• **WHAT TO PRODUCE**: Sift the listing for lines that hold the string "this" and pull them out.

• **DATA SUPPLIED**:
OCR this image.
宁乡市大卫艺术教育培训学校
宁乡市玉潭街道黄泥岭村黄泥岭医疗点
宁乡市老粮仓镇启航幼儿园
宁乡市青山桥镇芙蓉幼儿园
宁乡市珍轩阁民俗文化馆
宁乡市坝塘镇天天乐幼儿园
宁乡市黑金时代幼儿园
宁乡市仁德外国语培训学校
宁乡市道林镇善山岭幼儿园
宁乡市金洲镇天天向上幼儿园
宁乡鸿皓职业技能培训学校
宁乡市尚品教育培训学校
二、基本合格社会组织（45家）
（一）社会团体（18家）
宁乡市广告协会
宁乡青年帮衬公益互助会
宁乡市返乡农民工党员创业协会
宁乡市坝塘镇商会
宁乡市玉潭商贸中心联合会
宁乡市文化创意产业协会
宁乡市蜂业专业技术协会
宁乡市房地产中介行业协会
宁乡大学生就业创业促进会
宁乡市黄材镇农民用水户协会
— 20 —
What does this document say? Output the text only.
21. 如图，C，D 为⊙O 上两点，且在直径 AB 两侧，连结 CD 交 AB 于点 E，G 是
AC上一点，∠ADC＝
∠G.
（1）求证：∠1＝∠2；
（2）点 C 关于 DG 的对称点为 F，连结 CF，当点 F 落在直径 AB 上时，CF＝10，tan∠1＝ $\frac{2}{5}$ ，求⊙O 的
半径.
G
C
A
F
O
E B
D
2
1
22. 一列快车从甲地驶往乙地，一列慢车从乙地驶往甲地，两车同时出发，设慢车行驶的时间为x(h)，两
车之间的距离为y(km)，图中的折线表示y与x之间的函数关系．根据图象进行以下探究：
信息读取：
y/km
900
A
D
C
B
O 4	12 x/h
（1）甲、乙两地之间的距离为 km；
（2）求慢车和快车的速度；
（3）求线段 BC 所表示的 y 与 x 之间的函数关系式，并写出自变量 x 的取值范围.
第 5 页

• **EXERCISE SOLUTION**:
OCR this image.
What does this document say? Output the text only.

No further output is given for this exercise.